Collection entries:

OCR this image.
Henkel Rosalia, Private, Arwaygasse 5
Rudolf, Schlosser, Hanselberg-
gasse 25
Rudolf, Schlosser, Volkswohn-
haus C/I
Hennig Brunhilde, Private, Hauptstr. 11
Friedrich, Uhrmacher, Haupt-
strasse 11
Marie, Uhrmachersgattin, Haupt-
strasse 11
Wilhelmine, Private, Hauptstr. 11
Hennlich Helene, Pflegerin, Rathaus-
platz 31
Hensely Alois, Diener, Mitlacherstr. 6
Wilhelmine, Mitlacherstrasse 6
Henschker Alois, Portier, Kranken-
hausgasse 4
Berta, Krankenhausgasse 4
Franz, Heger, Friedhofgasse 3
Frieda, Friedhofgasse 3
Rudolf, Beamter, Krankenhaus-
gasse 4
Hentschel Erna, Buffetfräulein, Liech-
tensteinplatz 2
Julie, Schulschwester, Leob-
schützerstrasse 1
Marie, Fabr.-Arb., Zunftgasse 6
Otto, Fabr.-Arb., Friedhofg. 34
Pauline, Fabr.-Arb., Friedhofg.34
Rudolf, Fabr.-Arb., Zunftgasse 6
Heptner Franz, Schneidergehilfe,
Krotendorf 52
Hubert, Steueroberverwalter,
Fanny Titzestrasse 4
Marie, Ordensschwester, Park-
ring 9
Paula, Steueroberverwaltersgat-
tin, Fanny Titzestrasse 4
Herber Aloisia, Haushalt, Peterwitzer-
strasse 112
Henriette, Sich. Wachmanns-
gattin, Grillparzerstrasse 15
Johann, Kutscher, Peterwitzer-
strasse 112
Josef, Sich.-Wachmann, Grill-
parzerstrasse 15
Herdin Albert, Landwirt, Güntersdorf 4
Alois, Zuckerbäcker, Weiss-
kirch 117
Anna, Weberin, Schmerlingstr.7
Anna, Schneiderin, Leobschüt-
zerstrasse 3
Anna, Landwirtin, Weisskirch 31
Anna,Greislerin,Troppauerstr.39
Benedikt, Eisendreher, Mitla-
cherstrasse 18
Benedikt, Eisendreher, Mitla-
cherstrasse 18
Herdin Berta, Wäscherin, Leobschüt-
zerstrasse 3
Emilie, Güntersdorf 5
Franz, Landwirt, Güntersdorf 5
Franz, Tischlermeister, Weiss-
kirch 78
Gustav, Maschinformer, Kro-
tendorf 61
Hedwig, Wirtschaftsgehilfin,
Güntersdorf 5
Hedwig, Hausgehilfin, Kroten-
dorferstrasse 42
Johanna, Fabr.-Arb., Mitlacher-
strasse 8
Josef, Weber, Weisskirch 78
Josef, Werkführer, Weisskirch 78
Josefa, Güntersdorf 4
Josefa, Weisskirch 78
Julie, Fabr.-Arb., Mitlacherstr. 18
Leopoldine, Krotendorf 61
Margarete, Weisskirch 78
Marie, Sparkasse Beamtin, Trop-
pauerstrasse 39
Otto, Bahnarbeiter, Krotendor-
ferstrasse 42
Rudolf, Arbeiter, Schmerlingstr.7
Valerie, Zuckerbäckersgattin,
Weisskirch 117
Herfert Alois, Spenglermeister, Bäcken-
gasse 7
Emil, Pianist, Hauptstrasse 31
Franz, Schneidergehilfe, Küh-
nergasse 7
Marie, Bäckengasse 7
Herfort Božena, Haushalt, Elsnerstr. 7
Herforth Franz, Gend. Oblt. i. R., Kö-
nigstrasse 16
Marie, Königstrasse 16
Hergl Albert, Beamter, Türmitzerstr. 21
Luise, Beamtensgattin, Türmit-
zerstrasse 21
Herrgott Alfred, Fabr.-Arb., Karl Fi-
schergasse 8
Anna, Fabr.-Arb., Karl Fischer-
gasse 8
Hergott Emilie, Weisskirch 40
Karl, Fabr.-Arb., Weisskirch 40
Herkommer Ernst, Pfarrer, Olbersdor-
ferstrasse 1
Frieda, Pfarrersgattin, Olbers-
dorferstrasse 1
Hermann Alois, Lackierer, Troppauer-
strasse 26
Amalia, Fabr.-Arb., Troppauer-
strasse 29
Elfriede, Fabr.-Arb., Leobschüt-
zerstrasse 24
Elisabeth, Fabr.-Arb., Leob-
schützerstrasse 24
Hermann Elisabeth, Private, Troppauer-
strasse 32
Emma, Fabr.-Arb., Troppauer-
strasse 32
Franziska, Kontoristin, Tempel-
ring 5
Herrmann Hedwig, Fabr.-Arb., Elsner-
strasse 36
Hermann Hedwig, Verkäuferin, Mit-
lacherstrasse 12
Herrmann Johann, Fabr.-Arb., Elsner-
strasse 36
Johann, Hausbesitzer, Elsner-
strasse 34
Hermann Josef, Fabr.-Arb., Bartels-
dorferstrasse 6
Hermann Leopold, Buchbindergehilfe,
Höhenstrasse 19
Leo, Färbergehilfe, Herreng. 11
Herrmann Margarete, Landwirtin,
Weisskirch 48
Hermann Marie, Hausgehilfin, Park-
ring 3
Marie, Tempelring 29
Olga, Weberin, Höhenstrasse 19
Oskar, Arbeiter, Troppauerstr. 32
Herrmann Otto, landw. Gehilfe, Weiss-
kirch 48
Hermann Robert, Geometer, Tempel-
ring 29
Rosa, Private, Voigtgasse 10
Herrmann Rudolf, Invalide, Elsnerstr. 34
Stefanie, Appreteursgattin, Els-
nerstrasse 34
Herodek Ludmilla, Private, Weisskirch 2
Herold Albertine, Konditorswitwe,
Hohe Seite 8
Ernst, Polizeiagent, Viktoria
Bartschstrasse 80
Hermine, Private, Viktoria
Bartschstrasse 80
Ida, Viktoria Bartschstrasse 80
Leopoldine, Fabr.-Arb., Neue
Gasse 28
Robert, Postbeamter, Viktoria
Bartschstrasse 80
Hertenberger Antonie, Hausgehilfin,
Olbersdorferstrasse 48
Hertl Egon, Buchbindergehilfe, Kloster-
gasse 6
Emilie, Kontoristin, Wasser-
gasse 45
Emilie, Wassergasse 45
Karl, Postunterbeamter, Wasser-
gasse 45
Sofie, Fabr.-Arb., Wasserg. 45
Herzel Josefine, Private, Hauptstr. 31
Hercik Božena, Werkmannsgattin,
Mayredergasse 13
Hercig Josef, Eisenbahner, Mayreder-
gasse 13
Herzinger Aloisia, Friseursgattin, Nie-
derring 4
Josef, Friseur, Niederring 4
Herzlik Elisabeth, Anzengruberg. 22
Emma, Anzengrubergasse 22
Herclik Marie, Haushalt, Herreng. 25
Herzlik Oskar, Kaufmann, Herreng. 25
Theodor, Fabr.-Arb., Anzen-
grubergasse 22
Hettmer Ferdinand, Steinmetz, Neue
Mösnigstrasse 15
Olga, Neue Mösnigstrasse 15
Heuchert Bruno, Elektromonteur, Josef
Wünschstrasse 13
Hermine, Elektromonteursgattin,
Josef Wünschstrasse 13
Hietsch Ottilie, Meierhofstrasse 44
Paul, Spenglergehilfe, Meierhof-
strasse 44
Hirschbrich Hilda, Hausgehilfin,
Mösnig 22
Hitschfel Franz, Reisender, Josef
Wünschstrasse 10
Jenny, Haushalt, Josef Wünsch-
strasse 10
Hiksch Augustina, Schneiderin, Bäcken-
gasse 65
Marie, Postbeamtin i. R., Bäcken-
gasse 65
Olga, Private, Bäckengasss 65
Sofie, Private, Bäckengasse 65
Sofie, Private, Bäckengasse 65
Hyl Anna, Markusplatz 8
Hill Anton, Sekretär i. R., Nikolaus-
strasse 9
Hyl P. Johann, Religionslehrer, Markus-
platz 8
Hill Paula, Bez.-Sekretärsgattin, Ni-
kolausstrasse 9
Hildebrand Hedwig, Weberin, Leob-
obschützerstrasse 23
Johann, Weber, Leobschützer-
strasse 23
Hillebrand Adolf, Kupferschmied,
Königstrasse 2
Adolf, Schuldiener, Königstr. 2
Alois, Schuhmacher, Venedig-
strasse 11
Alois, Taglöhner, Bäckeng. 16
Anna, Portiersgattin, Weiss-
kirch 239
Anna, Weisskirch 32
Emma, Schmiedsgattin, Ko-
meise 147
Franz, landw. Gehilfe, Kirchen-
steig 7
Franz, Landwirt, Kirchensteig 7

WORK TO BE COMPLETED » Copy each line of the listing that contains the string "Hedwig".

WRITTEN RESPONSE »
Hedwig, Wirtschaftsgehilfin,
Hedwig, Hausgehilfin, Kroten-
Herrmann Hedwig, Fabr.-Arb., Elsner-
Hermann Hedwig, Verkäuferin, Mit-
Hildebrand Hedwig, Weberin, Leob-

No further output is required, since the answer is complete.